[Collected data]
⟨
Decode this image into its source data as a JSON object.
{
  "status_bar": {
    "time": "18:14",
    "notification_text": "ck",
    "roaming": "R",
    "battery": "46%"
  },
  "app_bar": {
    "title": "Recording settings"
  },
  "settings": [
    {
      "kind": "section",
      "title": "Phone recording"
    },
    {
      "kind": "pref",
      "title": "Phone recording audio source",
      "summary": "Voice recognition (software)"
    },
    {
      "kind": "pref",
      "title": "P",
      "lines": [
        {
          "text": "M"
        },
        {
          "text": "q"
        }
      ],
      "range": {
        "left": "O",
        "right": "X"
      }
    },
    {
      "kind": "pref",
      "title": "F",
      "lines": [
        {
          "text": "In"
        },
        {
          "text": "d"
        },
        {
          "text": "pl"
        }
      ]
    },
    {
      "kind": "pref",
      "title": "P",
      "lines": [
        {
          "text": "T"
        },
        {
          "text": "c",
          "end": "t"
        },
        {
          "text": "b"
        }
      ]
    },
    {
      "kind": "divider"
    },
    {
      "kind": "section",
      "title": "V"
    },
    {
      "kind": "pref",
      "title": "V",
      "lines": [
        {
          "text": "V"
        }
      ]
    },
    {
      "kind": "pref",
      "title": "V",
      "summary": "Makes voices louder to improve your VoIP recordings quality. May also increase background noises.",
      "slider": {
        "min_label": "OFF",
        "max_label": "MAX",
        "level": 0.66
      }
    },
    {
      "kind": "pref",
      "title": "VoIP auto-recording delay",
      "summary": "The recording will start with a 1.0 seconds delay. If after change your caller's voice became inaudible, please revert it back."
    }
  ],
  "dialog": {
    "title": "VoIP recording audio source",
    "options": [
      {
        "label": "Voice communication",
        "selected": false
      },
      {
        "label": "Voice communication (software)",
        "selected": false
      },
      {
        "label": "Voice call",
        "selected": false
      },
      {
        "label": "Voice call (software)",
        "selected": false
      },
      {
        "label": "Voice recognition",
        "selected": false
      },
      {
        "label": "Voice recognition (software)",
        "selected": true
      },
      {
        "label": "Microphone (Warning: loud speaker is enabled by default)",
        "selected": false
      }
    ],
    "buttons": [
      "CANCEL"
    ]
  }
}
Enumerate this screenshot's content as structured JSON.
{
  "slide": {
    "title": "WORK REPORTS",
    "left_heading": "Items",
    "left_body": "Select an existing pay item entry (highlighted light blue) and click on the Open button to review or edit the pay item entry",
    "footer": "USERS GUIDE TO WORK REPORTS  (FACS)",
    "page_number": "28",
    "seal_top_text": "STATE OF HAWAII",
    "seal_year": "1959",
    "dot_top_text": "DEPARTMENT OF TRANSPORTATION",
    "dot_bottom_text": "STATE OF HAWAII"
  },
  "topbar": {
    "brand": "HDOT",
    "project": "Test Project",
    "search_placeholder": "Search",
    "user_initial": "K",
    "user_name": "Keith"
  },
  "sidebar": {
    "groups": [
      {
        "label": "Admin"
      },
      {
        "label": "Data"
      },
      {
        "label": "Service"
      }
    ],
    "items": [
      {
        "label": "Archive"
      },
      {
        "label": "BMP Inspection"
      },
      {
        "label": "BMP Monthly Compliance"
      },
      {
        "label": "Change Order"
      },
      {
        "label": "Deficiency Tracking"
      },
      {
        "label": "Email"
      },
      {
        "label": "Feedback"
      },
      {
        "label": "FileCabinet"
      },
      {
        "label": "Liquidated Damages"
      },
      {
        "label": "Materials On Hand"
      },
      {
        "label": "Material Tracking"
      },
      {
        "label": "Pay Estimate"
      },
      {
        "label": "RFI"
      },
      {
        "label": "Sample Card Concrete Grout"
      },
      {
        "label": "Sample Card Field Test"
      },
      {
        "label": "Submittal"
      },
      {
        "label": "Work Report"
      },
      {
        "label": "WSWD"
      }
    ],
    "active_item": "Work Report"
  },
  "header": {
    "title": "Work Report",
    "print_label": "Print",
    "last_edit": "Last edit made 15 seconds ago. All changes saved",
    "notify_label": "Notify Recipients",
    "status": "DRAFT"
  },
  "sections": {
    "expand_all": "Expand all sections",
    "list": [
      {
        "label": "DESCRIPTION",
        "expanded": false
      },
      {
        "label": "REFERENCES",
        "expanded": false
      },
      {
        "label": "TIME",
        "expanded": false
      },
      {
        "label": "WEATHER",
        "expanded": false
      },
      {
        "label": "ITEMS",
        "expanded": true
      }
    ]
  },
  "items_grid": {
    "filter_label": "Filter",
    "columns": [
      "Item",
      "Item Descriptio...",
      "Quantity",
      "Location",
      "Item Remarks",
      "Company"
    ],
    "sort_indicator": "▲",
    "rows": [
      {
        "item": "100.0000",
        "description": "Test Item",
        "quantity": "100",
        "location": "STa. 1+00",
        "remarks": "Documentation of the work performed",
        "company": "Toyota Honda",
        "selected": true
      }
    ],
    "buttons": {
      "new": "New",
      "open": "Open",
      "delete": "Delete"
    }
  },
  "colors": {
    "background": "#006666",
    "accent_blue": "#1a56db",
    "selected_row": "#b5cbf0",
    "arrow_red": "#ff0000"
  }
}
⟩
⟨
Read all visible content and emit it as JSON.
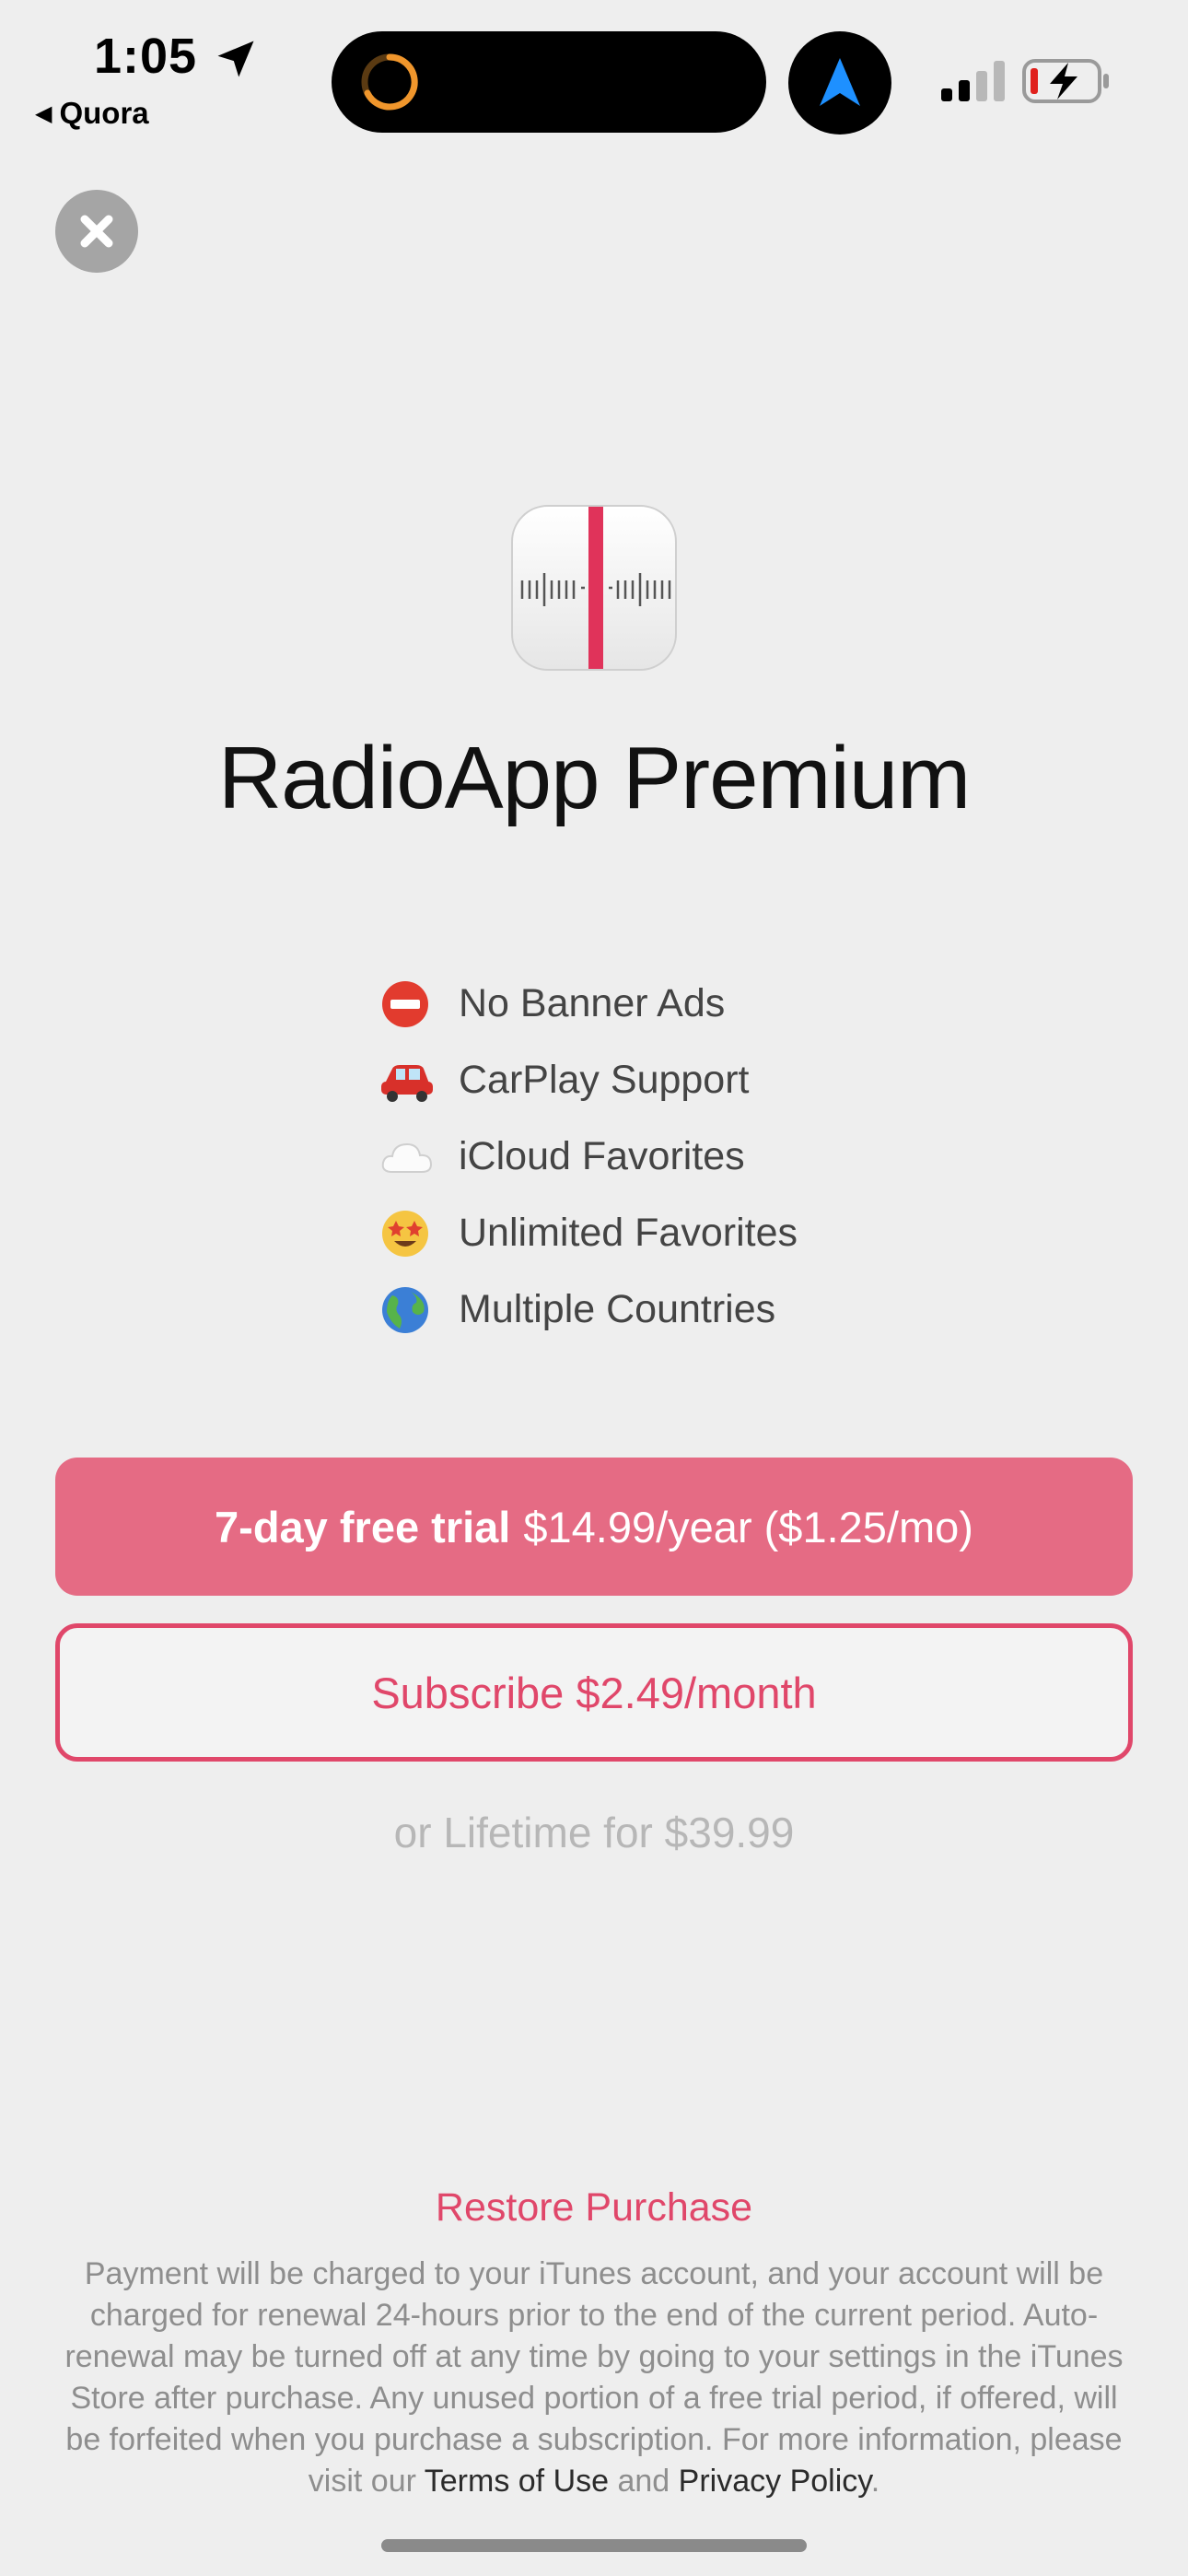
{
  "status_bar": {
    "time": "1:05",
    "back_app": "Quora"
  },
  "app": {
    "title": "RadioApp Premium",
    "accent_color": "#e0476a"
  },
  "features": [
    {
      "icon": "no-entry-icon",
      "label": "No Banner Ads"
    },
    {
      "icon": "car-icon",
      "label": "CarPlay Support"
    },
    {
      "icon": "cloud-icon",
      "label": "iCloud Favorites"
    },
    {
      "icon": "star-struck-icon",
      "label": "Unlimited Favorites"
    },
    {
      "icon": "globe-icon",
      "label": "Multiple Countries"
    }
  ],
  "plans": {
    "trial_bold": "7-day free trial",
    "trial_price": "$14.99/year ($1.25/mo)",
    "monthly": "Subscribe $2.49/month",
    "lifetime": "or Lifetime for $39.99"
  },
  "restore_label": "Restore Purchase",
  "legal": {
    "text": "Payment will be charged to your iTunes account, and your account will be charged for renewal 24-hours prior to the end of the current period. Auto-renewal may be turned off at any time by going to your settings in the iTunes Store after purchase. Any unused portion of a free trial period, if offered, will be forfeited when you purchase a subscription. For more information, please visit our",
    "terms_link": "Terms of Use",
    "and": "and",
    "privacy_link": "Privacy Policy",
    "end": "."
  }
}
⟩
[Task] Report the number of lines of the listing above that hold the string "content", with no other text.

[In response] 2